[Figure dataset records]

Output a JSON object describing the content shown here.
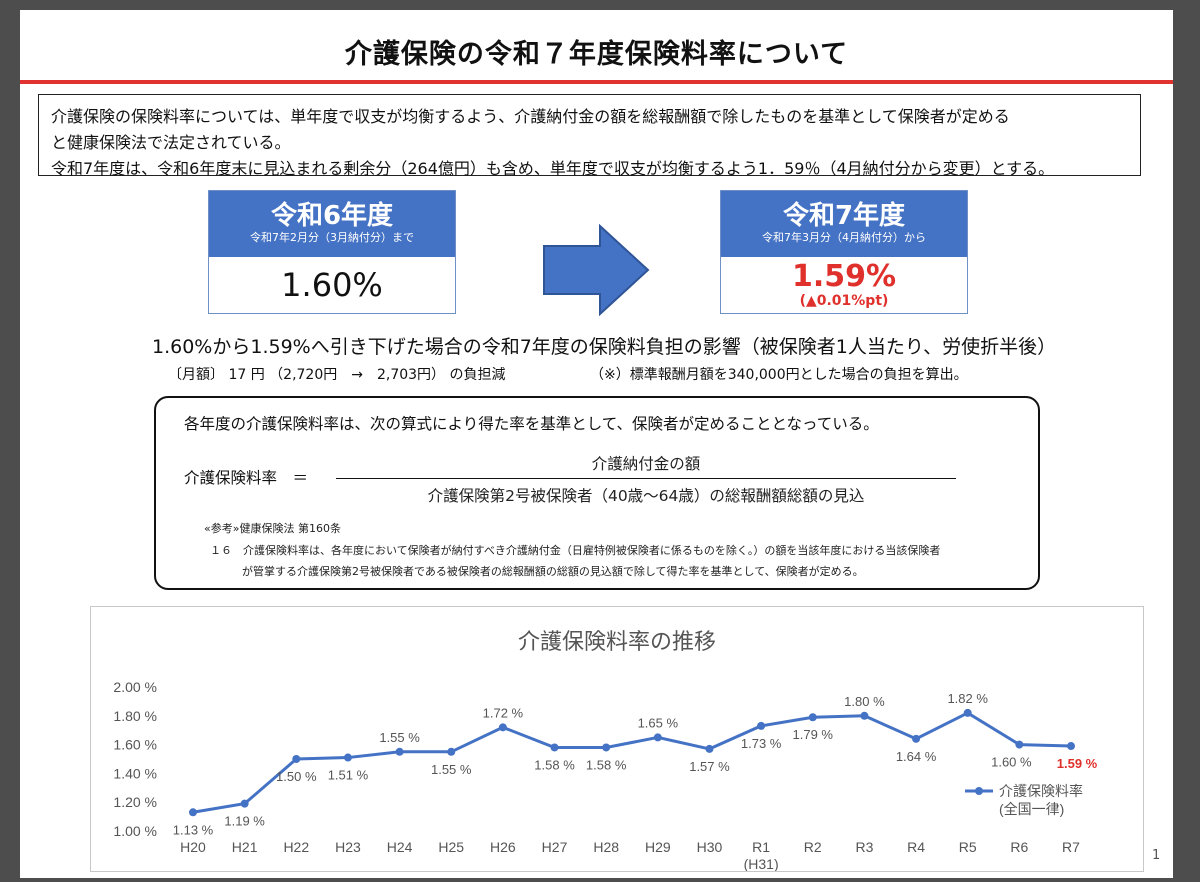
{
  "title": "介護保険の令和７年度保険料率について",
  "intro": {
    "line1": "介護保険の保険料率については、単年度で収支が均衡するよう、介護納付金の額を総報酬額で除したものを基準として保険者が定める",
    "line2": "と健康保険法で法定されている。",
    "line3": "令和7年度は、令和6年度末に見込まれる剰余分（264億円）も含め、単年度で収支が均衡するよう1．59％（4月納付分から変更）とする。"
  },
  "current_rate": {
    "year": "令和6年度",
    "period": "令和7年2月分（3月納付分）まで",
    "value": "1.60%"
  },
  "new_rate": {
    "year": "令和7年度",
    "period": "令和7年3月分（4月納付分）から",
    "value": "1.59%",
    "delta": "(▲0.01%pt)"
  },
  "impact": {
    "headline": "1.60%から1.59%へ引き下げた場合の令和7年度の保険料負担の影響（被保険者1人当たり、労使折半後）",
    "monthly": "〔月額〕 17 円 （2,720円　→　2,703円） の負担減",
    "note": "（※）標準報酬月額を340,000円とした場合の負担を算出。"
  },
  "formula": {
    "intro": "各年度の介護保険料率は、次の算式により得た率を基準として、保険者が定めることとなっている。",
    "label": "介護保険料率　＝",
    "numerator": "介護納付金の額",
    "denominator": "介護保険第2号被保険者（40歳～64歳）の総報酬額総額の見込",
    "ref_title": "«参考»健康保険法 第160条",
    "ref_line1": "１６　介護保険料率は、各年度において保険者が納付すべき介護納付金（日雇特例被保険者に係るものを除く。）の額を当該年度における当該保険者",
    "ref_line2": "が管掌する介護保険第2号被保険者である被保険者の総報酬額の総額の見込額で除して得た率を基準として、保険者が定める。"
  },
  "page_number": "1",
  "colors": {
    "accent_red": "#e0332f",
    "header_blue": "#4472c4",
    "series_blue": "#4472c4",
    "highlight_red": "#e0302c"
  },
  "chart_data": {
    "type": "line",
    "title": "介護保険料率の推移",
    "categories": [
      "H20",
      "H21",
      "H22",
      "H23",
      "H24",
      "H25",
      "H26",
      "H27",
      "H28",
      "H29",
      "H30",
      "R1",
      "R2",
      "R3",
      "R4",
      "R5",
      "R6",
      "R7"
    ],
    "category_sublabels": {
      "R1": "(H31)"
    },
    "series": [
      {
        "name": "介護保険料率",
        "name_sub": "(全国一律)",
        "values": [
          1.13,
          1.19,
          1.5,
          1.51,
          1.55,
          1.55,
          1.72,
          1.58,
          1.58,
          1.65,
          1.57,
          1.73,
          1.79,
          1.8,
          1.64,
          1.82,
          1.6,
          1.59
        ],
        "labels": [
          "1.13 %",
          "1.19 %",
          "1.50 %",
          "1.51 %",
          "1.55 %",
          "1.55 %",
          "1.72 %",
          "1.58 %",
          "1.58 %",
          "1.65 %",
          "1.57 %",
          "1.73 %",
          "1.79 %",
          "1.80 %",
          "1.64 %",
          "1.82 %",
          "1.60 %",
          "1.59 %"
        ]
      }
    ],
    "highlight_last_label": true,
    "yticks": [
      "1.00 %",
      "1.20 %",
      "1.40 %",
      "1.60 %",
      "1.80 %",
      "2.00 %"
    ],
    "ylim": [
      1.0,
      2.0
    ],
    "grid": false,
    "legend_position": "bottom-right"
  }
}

---

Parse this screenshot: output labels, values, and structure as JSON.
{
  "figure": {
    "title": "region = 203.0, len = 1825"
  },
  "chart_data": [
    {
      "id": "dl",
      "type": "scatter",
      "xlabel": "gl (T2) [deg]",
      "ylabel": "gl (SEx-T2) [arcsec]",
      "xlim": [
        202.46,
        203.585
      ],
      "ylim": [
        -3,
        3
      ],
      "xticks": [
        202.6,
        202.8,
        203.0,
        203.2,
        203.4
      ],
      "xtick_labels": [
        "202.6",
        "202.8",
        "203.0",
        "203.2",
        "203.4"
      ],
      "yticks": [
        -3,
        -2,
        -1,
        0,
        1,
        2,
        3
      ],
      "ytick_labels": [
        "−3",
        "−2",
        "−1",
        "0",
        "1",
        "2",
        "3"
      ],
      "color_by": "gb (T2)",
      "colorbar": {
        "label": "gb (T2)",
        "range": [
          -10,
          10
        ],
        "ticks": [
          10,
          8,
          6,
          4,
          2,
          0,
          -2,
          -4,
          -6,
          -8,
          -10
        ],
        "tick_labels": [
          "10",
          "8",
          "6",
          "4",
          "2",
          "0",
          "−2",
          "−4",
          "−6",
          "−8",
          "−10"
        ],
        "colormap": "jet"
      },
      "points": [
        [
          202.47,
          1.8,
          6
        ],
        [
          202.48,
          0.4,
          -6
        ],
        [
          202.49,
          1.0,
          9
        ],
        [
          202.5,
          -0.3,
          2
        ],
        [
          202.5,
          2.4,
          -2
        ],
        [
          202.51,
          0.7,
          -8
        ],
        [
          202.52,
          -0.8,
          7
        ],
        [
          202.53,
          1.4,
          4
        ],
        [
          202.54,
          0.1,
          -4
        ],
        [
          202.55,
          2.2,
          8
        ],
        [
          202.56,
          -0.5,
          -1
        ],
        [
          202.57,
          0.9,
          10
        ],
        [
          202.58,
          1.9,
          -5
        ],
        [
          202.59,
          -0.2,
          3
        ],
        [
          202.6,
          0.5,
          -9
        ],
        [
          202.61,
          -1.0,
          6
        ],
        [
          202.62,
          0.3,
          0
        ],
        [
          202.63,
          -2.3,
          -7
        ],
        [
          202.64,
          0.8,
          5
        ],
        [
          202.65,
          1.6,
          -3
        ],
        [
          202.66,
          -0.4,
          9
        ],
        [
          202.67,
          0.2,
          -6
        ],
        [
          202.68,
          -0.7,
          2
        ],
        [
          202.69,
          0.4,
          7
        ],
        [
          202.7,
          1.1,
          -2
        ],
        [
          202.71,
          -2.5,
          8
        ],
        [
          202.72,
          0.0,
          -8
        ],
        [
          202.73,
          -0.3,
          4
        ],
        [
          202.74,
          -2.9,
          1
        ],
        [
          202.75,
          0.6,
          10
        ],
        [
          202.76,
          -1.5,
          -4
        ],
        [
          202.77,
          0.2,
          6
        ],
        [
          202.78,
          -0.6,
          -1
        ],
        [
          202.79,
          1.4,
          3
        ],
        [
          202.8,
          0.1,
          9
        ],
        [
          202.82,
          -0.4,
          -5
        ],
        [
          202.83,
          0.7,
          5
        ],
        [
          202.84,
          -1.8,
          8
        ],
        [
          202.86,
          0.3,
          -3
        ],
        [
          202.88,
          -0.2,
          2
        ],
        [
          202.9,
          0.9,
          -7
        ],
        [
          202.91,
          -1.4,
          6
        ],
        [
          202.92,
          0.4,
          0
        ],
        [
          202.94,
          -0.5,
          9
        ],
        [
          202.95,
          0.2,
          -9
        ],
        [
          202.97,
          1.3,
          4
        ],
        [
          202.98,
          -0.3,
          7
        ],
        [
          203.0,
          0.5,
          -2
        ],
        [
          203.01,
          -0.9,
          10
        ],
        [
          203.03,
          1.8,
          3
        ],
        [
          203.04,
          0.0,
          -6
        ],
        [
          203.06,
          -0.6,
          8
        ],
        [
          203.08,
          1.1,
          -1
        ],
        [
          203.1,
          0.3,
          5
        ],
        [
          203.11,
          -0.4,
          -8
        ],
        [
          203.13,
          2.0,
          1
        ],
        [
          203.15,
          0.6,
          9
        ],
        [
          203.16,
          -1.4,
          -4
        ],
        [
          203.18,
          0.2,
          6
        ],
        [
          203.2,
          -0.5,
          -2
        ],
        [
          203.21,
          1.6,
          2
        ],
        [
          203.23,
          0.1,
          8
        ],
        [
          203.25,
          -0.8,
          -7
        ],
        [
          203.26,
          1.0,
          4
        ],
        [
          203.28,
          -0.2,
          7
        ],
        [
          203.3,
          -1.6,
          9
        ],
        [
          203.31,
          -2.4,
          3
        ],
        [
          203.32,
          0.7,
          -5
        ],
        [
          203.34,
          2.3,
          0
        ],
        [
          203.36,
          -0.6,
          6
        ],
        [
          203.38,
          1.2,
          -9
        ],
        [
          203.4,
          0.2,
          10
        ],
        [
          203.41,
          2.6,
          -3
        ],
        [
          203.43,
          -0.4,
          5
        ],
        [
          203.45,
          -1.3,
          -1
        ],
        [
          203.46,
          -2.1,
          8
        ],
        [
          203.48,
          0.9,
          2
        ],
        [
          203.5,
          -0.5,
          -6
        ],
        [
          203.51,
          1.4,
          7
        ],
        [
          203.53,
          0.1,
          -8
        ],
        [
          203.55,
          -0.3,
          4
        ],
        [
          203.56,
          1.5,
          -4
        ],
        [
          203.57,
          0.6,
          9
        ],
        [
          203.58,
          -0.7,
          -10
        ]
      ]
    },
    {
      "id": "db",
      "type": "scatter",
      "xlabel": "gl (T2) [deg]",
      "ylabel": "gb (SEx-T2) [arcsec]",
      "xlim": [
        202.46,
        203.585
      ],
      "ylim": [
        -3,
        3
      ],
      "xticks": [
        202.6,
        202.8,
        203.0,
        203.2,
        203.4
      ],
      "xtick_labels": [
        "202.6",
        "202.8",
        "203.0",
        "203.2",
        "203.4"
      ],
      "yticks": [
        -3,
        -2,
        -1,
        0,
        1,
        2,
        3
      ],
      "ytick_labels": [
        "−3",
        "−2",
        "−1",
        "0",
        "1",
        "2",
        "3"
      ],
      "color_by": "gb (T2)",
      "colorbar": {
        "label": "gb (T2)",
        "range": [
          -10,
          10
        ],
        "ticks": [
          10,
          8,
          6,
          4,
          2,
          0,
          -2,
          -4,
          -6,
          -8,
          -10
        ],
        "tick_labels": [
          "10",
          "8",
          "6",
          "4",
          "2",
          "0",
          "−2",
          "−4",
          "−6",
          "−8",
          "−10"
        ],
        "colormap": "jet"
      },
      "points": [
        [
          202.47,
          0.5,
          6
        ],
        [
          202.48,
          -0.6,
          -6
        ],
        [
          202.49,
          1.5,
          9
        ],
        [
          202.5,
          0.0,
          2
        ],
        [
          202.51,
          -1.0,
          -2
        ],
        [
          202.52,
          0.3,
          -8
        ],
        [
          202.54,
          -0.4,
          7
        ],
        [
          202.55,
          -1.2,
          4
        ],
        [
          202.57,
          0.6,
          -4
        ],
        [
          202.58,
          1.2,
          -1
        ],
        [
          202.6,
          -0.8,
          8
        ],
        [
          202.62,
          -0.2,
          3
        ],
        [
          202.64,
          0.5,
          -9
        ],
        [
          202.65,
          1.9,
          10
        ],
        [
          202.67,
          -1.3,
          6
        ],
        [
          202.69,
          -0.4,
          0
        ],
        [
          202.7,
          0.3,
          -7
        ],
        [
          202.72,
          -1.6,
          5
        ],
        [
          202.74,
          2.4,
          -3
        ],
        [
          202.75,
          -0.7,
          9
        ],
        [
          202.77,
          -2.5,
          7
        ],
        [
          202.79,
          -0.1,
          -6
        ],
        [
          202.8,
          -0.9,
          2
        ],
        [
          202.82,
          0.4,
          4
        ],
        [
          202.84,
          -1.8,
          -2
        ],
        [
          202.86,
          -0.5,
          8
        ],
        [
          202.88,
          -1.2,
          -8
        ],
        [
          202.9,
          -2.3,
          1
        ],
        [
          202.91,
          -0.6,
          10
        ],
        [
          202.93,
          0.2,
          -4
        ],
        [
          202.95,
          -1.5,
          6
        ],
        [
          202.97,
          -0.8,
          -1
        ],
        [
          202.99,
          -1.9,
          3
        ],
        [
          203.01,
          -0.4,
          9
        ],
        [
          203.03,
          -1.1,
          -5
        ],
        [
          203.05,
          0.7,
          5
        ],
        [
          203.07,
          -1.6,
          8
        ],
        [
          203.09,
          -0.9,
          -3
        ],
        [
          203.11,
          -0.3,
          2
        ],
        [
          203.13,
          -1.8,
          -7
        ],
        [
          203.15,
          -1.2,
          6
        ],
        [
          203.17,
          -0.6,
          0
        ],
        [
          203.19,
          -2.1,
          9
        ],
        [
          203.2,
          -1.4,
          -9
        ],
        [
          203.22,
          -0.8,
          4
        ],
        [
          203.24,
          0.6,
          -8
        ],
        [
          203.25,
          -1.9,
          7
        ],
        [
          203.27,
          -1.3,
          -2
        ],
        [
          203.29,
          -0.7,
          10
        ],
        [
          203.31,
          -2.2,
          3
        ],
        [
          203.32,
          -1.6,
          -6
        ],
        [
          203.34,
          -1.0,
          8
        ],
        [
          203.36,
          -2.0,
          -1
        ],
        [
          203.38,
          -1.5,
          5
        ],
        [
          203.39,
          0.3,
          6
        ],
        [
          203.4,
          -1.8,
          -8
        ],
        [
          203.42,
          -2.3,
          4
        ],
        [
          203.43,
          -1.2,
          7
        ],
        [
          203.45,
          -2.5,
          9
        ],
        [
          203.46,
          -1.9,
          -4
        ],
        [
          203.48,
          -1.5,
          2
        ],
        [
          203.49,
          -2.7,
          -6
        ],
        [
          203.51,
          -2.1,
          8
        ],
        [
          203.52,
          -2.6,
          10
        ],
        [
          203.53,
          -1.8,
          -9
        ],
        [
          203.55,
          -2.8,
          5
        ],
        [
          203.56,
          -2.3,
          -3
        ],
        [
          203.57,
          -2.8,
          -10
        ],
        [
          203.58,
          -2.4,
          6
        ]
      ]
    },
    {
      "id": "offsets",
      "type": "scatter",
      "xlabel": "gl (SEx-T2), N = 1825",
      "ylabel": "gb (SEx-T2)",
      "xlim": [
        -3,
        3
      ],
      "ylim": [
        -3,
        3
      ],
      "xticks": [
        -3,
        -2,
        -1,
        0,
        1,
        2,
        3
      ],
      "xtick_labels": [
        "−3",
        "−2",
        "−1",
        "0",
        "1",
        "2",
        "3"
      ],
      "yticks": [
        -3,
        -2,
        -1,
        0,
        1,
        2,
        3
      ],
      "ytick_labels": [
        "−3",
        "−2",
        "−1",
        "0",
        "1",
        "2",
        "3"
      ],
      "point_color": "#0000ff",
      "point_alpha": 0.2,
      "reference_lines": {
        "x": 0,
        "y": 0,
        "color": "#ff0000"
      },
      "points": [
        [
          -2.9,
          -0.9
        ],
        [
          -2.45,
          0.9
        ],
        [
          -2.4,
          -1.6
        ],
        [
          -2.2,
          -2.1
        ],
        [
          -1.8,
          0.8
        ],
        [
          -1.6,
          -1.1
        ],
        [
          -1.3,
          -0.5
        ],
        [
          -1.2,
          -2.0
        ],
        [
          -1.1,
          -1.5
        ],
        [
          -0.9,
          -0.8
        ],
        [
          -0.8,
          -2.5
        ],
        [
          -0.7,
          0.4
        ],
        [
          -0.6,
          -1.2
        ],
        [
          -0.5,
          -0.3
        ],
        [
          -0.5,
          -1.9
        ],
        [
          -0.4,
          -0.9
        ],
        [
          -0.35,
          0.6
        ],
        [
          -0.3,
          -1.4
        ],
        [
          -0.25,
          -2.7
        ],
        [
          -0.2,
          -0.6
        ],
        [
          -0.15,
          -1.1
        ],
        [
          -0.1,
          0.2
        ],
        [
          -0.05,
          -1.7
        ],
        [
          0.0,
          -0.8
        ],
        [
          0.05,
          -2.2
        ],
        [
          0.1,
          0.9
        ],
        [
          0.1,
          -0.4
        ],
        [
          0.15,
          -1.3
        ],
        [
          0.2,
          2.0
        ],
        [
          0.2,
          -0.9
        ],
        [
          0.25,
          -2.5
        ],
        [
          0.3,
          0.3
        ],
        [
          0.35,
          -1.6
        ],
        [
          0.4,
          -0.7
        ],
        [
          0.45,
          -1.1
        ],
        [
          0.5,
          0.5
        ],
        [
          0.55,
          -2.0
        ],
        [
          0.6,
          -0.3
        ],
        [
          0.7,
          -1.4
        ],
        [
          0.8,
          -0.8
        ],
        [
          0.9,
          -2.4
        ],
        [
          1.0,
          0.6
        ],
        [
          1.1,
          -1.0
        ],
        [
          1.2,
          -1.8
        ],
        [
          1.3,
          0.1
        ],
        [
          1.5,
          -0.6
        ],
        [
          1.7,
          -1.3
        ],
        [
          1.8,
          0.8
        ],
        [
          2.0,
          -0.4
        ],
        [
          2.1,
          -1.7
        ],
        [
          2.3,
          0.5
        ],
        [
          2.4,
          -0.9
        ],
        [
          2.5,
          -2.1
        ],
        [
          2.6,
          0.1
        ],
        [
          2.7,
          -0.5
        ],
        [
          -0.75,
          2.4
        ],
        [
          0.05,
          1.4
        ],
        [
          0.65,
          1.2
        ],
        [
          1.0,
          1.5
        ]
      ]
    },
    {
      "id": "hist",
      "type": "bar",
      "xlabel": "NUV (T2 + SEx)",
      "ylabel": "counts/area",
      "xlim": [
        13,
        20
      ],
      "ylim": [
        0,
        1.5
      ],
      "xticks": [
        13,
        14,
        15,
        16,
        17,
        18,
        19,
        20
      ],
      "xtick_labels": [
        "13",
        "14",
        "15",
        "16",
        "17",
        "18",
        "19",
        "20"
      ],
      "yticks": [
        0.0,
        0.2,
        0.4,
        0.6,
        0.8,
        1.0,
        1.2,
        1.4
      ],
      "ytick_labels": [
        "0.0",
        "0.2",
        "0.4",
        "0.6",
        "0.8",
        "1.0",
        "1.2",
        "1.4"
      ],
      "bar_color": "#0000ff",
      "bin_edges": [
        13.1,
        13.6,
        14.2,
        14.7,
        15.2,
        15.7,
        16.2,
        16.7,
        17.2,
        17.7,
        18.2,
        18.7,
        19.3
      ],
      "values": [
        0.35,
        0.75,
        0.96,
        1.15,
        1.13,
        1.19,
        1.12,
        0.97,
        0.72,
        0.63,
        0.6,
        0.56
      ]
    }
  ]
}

- [Problem statement]
Answer with one number: how many lines of the entries above include the word "xlabel".

- [Written response]
4